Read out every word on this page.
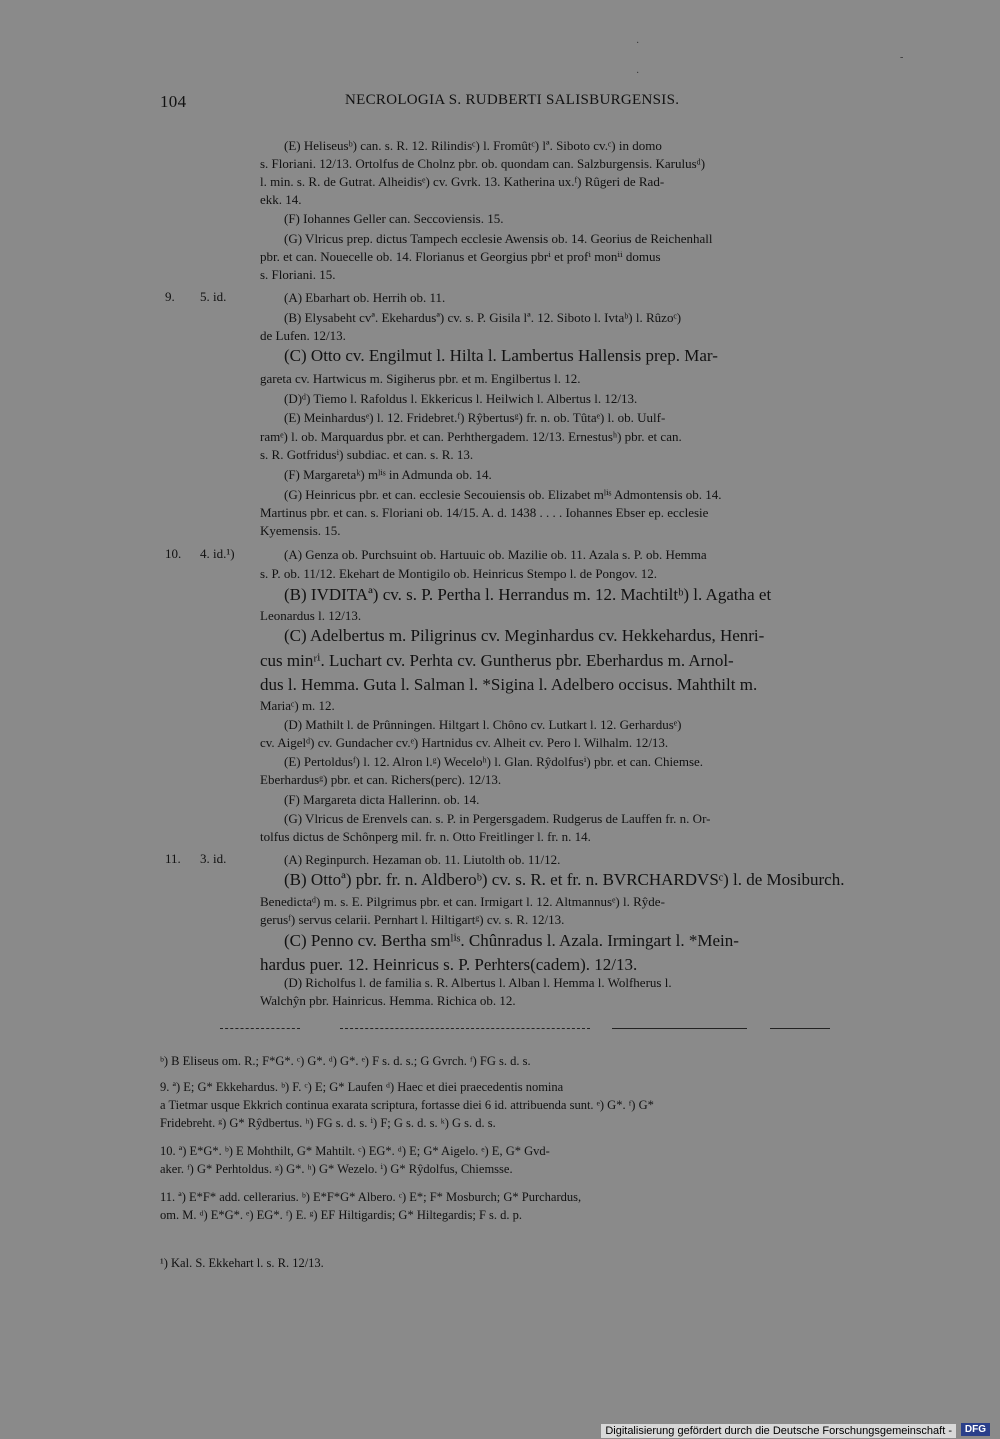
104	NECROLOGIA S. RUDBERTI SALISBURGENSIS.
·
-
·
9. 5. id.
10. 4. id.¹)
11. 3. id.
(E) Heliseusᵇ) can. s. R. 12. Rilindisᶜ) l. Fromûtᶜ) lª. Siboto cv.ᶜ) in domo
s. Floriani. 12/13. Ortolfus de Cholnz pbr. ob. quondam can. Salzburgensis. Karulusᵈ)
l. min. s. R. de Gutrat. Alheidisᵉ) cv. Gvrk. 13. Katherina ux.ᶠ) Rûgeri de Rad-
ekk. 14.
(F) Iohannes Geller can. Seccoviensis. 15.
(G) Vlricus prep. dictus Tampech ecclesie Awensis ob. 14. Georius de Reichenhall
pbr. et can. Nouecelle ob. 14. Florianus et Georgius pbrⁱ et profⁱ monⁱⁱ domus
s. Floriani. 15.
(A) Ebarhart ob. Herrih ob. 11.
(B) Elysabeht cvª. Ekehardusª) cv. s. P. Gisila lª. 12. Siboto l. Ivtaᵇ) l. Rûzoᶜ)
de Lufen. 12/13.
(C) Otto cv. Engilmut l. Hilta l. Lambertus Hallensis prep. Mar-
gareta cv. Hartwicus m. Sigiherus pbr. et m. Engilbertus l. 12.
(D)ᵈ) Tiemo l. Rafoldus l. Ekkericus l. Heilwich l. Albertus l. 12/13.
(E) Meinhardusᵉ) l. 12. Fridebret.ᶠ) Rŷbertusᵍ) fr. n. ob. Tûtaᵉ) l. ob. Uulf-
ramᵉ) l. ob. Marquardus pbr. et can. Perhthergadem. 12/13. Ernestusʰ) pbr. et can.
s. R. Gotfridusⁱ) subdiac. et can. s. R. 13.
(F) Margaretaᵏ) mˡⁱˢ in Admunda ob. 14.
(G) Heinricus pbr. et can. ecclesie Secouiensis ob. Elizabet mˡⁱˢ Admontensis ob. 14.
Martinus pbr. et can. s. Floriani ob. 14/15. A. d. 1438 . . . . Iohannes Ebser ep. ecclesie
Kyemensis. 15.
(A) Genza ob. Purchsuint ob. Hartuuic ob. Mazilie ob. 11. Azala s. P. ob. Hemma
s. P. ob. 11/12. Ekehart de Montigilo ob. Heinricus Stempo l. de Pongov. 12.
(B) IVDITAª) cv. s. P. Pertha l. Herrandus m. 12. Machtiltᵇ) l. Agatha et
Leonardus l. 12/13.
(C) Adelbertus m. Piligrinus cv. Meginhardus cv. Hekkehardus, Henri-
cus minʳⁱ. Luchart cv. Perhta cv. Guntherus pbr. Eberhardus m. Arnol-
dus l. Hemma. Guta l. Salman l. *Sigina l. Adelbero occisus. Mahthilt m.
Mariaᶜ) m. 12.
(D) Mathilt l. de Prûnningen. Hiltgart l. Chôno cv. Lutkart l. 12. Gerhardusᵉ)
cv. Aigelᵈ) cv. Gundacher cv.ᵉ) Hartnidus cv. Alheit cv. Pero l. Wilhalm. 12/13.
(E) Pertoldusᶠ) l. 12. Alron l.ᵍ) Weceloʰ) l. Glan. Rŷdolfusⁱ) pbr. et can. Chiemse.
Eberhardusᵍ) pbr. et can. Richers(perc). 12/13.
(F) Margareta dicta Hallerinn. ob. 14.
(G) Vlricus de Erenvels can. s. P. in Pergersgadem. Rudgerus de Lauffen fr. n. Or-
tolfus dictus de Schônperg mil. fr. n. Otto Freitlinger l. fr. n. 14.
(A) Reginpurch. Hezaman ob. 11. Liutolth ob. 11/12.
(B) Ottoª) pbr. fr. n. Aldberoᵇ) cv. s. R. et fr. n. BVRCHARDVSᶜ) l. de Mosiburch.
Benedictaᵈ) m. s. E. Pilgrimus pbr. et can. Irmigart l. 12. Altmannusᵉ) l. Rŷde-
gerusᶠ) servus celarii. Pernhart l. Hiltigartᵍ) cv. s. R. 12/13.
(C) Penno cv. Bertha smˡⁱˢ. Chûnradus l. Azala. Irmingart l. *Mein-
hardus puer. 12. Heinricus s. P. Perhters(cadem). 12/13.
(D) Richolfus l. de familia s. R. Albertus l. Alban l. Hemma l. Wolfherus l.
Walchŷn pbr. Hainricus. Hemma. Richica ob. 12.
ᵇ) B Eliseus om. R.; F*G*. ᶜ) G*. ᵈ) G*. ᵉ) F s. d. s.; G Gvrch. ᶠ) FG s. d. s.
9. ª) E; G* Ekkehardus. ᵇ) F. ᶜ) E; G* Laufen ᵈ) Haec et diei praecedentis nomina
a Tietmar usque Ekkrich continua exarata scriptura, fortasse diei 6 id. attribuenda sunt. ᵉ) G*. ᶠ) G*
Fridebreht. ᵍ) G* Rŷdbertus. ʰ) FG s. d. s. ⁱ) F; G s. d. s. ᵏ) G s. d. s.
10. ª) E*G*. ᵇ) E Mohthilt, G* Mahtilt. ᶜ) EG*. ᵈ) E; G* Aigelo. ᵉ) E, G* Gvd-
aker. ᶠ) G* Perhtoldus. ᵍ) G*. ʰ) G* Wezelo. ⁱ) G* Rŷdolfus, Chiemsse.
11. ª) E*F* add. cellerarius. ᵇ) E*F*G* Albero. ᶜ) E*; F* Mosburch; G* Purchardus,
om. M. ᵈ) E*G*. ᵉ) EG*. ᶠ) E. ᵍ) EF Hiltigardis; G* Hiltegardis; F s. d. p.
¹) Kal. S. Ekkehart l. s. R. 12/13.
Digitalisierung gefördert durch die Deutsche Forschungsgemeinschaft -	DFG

--*--

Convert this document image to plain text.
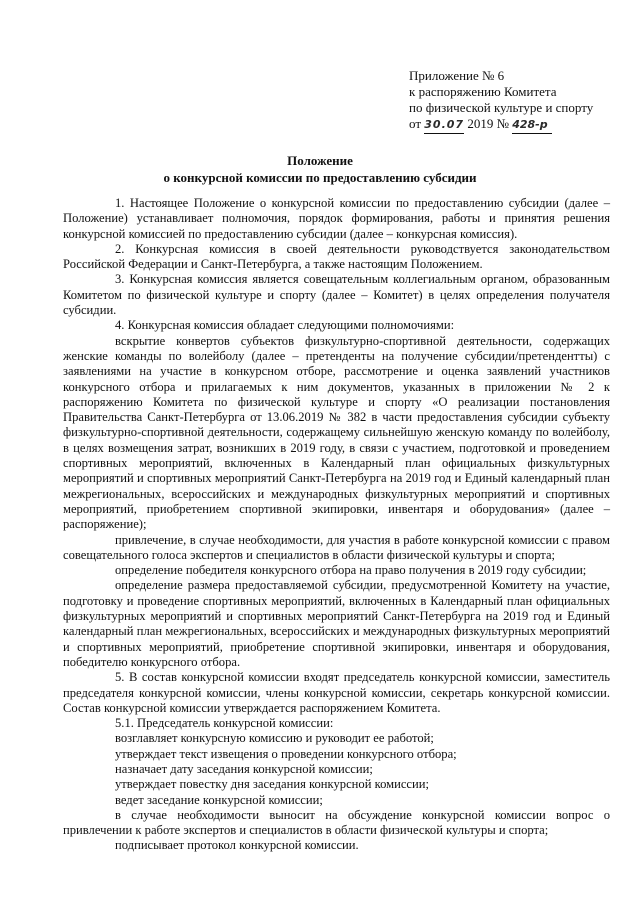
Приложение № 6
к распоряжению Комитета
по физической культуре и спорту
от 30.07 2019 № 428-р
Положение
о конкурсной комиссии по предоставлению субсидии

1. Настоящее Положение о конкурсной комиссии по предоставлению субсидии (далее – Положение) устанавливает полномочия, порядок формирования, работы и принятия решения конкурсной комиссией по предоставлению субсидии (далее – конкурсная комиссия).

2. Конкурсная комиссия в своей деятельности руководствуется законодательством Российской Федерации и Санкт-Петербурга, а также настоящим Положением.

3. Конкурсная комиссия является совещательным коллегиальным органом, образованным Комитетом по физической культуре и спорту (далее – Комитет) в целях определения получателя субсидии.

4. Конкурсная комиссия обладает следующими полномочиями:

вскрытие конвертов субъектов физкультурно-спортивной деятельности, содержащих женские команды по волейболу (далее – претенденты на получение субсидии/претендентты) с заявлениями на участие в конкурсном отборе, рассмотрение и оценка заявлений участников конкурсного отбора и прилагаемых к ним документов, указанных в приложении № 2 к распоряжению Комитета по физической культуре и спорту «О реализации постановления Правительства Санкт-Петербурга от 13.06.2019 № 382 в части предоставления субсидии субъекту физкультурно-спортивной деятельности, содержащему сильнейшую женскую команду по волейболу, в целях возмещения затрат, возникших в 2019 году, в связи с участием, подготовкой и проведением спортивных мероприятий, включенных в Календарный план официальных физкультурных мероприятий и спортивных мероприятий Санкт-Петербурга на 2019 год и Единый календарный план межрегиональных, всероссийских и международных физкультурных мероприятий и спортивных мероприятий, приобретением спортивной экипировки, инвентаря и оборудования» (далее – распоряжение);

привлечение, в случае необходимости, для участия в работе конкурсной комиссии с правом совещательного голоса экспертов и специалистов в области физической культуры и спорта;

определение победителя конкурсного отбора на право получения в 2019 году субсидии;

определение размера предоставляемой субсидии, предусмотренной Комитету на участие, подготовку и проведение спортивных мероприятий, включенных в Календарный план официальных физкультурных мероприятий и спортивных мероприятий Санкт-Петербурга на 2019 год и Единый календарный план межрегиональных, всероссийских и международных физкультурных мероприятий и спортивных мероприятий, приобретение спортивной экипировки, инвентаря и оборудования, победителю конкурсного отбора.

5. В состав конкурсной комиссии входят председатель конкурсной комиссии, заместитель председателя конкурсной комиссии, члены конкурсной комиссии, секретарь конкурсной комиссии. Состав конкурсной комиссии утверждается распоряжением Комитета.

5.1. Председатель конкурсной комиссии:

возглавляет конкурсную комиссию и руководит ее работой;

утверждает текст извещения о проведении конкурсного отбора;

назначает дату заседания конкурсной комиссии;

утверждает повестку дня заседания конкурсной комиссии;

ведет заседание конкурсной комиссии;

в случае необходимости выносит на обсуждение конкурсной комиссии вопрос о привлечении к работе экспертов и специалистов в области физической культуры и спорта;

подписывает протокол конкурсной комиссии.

--*--

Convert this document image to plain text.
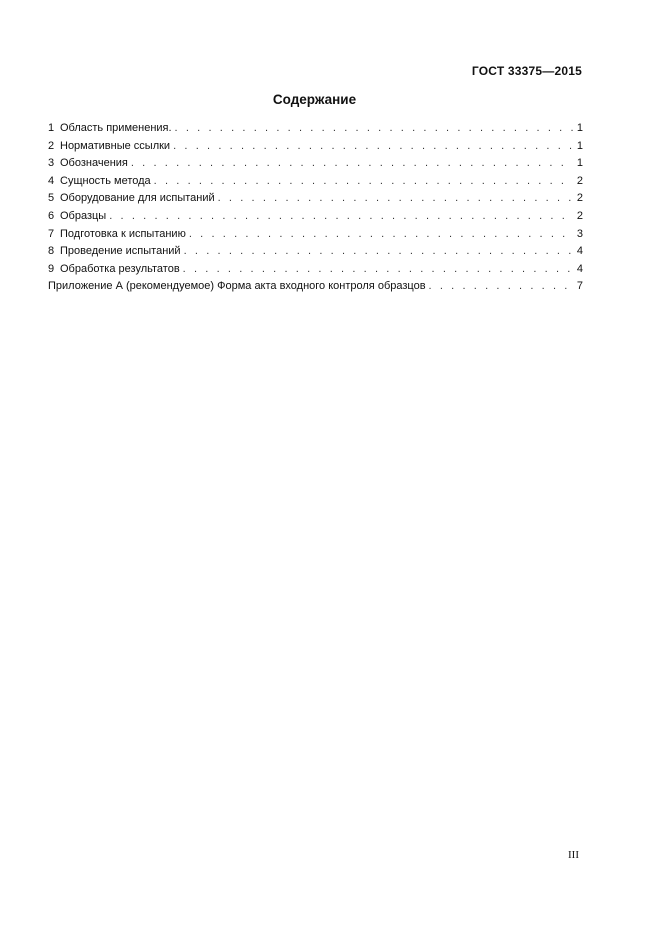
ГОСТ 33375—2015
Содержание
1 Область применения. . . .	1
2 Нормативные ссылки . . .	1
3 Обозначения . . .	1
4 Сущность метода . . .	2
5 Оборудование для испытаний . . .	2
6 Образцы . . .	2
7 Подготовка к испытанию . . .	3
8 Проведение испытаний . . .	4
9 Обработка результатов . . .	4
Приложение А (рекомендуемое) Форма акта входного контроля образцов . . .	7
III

--*--

BRIEF —
In the records above, how many lines include the string "необходимости"? Answer with only the number.

RESULT FOR THIS EXERCISE —
2